* **Provided text**
== Segment start ==

The downside of electing an imbecile

Dec 12th, 2016 8:46 am | By

There’s just nothing quite as exhilarating as having a complete novice and intentional ignoramus elected president so that he can amble around provoking war with tiny weak little countries like China.

President-elect Donald J. Trump, defending his recent phone call with Taiwan’s president, asserted in an interview broadcast on Sunday that the United States was not bound by the One China policy, the 44-year diplomatic understanding that underpins America’s relationship with its biggest rival.

Mr. Trump, speaking on Fox News, said he understood the principle of a single China that includes Taiwan, but declared, “I don’t know why we have to be bound by a One China policy unless we make a deal with China having to do with other things, including trade.”

He doesn’t know, which is not surprising since he doesn’t know anything, but then his way of dealing with his lack of knowledge leaves a lot to be desired. Musing about it on Fox News in wording that sounds exactly like a threat is not ideal.

A spokesman for the Chinese Foreign Ministry said on Monday that the government had “serious concern” about Mr. Trump’s remarks, renewing a debate that erupted nine days ago when he took a congratulatory phone call from President Tsai Ing-wen of Taiwan.

At first, Mr. Trump played down the implications of the call, saying he was just being polite. Later, his aides said he was well aware of the diplomatic repercussions of speaking to Taiwan’s leader. Lobbyists for Taiwan, including the law firm of former Senator Bob Dole of Kansas, spent months laying the groundwork for the call.

Wouldn’t it be funny if paid lobbyists for Taiwan, Bob Dole among them, triggered a war between China and the US? No, it wouldn’t.

An editorial on Monday in The Global Times, a Chinese state-run tabloid, said that Mr. Trump was “like a child in his ignorance of foreign policy.”

“The One China policy cannot be bought and sold,” the editorial said. “Trump, it seems, only understands business and believes that everything has a price.”

Mr. Trump, however, did not appear worried about inflaming Beijing. He repeated in the Fox News interview many of the criticisms he has made about China, emphasizing what he said was its unwillingness to help curb the nuclear ambitions of its neighbor North Korea — an issue that foreign policy experts believe could confront Mr. Trump as the first geopolitical crisis of his presidency.

The president-elect said he would not tolerate having the Chinese government dictate whether he could take a call from the president of Taiwan. He reiterated that he had not placed the call, and described it as “a very short call saying, ‘Congratulations, sir, on the victory.’”

Of course he didn’t, and of course he did. That’s Trump all over – he thinks he’s infallible, and he thinks knowledge is irrelevant to (his) decision-making.

China scholar Steven Goldstein says in the Washington Post that Trump’s blowharding will risk war with China.

In other words, the One China policy isn’t a big deal — it’s a bargaining issue, like many other issues. So is Trump right?

No. The big deal is this: The relationship between the People’s Republic of China (PRC) and Taiwan is an ambiguous one, where the People’s Republic claims Taiwan as part of its national territory but is prepared for the present to let Taiwan continue in existence, while Taiwan also has an interest in not clarifying its relationship with the People’s Republic too precisely. Both the PRC and the United States adhere to the notion of One China, but they mean very different things by it. Undermining the status quo could lead to full-scale military conflict between the United States and China over an island that both see as vital to their national interests and whose unique status they have managed well up to this point.

== Segment end ==

* **Information provided**
== Segment start ==

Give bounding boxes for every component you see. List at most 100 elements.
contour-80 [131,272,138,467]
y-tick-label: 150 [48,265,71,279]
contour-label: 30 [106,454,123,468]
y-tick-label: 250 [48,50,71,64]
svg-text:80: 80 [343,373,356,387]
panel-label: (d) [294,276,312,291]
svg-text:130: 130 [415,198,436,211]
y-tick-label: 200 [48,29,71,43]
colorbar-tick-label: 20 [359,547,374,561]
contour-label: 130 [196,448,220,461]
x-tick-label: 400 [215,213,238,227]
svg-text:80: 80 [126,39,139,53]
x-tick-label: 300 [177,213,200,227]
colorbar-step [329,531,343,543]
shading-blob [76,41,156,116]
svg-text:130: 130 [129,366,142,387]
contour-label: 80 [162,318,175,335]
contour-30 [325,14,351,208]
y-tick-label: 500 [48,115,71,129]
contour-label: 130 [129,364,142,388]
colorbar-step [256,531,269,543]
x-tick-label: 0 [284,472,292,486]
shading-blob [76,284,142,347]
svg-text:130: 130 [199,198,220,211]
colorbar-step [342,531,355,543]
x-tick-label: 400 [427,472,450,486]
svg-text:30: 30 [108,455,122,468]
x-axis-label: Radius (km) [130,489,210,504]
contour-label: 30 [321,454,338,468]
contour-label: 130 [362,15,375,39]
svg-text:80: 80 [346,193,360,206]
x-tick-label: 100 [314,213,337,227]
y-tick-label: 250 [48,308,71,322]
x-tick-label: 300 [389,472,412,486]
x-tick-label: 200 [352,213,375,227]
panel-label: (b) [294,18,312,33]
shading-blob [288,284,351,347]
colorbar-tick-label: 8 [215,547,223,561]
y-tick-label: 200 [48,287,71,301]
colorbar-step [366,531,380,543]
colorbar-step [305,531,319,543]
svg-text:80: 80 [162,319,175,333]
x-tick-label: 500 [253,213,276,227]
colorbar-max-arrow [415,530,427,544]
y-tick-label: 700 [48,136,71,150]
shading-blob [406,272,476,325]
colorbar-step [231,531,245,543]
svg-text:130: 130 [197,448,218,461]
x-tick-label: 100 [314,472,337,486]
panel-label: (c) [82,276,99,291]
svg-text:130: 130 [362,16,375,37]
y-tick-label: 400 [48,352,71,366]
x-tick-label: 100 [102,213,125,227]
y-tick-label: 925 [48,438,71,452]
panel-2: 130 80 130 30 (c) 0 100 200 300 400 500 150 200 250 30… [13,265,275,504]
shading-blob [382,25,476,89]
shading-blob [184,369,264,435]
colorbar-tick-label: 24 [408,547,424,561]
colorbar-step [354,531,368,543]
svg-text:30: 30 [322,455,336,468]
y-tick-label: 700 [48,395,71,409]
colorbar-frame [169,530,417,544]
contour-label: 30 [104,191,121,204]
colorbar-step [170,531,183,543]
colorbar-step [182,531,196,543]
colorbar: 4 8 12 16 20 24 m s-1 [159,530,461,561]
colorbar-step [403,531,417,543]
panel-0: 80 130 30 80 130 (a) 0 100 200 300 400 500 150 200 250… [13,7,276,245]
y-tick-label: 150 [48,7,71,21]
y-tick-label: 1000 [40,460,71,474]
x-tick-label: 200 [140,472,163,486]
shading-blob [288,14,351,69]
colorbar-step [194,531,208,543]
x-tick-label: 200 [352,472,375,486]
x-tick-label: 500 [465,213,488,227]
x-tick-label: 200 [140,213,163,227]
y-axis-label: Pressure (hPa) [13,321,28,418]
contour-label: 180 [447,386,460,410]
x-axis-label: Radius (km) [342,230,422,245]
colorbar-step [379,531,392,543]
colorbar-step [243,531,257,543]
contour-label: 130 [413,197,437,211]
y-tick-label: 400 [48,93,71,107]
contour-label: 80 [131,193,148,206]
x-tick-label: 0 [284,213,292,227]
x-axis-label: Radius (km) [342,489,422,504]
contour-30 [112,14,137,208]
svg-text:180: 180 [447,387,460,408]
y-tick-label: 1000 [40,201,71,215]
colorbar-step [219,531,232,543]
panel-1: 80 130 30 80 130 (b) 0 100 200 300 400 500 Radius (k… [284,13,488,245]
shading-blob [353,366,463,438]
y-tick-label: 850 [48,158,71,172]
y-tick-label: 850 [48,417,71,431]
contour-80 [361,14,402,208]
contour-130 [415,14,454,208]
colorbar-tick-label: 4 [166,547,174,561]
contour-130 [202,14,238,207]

== Segment end ==

* **Using the information**
a) Retype the part of the post on Trump and the One China policy starting with "President-elect Donald J." and going on through "its biggest rival.".
b) Continue the post on Trump and the One China policy from its last sentence.
The records have nothing to do with the post on Trump and the One China policy.

* **Task results**
a)
President-elect Donald J. Trump, defending his recent phone call with Taiwan’s president, asserted in an interview broadcast on Sunday that the United States was not bound by the One China policy, the 44-year diplomatic understanding that underpins America’s relationship with its biggest rival.

b)
He gives a very useful explanation of the current situation, the different understandings of Taiwan, and the careful, tricky balance that’s been working since Nixon. The US has more of a relationship with Taiwan than China would like, and less than Taiwan would like. It’s one of those “nobody breathe” things.

While the U.S. position is driven by a variety of political interests, China’s position is driven by a desire for national unity that China’s leadership has defined as existential and nonnegotiable. This means that the U.S. approach flouts essential elements of the Chinese position. Moreover, not only is Washington maintaining a relationship that contravenes China’s One China policy, but it has apparently put itself in a position of setting the conditions for the resolution of the conflict. The reason this has not led to overt hostilities is because all sides have behaved with restraint to maintain a very fragile peace. They know full well how sensitive these differences are.

Enter a conceited, ignorant blowhard who thinks he knows everything.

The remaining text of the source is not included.